> DIRECTION: Check each line below for "thiaⁿ" and report how many have it, nothing else.

> THE RECORDS:
***

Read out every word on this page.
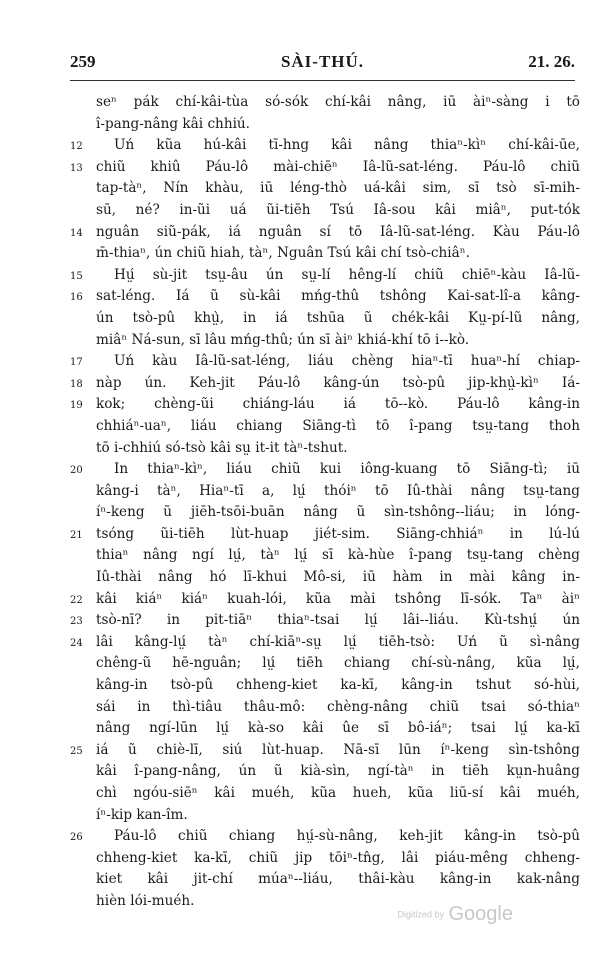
259	SÀI-THÚ.	21. 26.
seⁿ pák chí-kâi-tùa só-sók chí-kâi nâng, iū àiⁿ-sàng i tō
î-pang-nâng kâi chhiú.
12	Uń kũa hú-kâi tī-hng kâi nâng thiaⁿ-kìⁿ chí-kâi-ūe,
13 chiũ khiû Páu-lô mài-chiēⁿ Iâ-lũ-sat-léng. Páu-lô chiũ
tap-tàⁿ, Nín khàu, iū léng-thò uá-kâi sim, sī tsò sī-mih-
sū, né? in-ũi uá ũi-tiēh Tsú Iâ-sou kâi miâⁿ, put-tók
14 nguân siũ-pák, iá nguân sí tō Iâ-lũ-sat-léng. Kàu Páu-lô
m̄-thiaⁿ, ún chiũ hiah, tàⁿ, Nguân Tsú kâi chí tsò-chiâⁿ.
15	Hṳ́ sù-jit tsṳ-âu ún sṳ-lí hêng-lí chiũ chiēⁿ-kàu Iâ-lũ-
16 sat-léng. Iá ũ sù-kâi mńg-thû tshông Kai-sat-lî-a kâng-
ún tsò-pû khṳ̀, in iá tshūa ũ chék-kâi Kṳ-pí-lũ nâng,
miâⁿ Ná-sun, sī lâu mńg-thû; ún sī àiⁿ khiá-khí tō i--kò.
17	Uń kàu Iâ-lũ-sat-léng, liáu chèng hiaⁿ-tī huaⁿ-hí chiap-
18 nàp ún. Keh-jit Páu-lô kâng-ún tsò-pû jip-khṳ̀-kìⁿ Iá-
19 kok; chèng-ũi chiáng-láu iá tō--kò. Páu-lô kâng-in
chhiáⁿ-uaⁿ, liáu chiang Siāng-tì tō î-pang tsṳ-tang thoh
tō i-chhiú só-tsò kâi sṳ it-it tàⁿ-tshut.
20	In thiaⁿ-kìⁿ, liáu chiũ kui iông-kuang tō Siāng-tì; iū
kâng-i tàⁿ, Hiaⁿ-tī a, lṳ́ thóiⁿ tō Iû-thài nâng tsṳ-tang
íⁿ-keng ũ jiēh-tsōi-buān nâng ũ sìn-tshông--liáu; in lóng-
21 tsóng ũi-tiēh lùt-huap jiét-sim. Siāng-chhiáⁿ in lú-lú
thiaⁿ nâng ngí lṳ́, tàⁿ lṳ́ sī kà-hùe î-pang tsṳ-tang chèng
Iû-thài nâng hó lī-khui Mô-si, iū hàm in mài kâng in-
22 kâi kiáⁿ kiáⁿ kuah-lói, kũa mài tshông lī-sók. Taⁿ àiⁿ
23 tsò-nī? in pit-tiāⁿ thiaⁿ-tsai lṳ́ lâi--liáu. Kù-tshṳ́ ún
24 lâi kâng-lṳ́ tàⁿ chí-kiāⁿ-sṳ lṳ́ tiēh-tsò: Uń ũ sì-nâng
chêng-ũ hē-nguân; lṳ́ tiēh chiang chí-sù-nâng, kũa lṳ́,
kâng-in tsò-pû chheng-kiet ka-kī, kâng-in tshut só-hùi,
sái in thì-tiâu thâu-mô: chèng-nâng chiũ tsai só-thiaⁿ
nâng ngí-lūn lṳ́ kà-so kâi ûe sī bô-iáⁿ; tsai lṳ́ ka-kī
25 iá ũ chiè-lī, siú lùt-huap. Nā-sī lūn íⁿ-keng sìn-tshông
kâi î-pang-nâng, ún ũ kià-sìn, ngí-tàⁿ in tiēh kṳn-huâng
chì ngóu-siēⁿ kâi muéh, kũa hueh, kũa liū-sí kâi muéh,
íⁿ-kip kan-îm.
26	Páu-lô chiũ chiang hṳ́-sù-nâng, keh-jit kâng-in tsò-pû
chheng-kiet ka-kī, chiũ jip tōiⁿ-tn̂g, lâi piáu-mêng chheng-
kiet kâi jit-chí múaⁿ--liáu, thâi-kàu kâng-in kak-nâng
hièn lói-muéh.
Digitized by Google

***

> ANSWER IN FULL: 6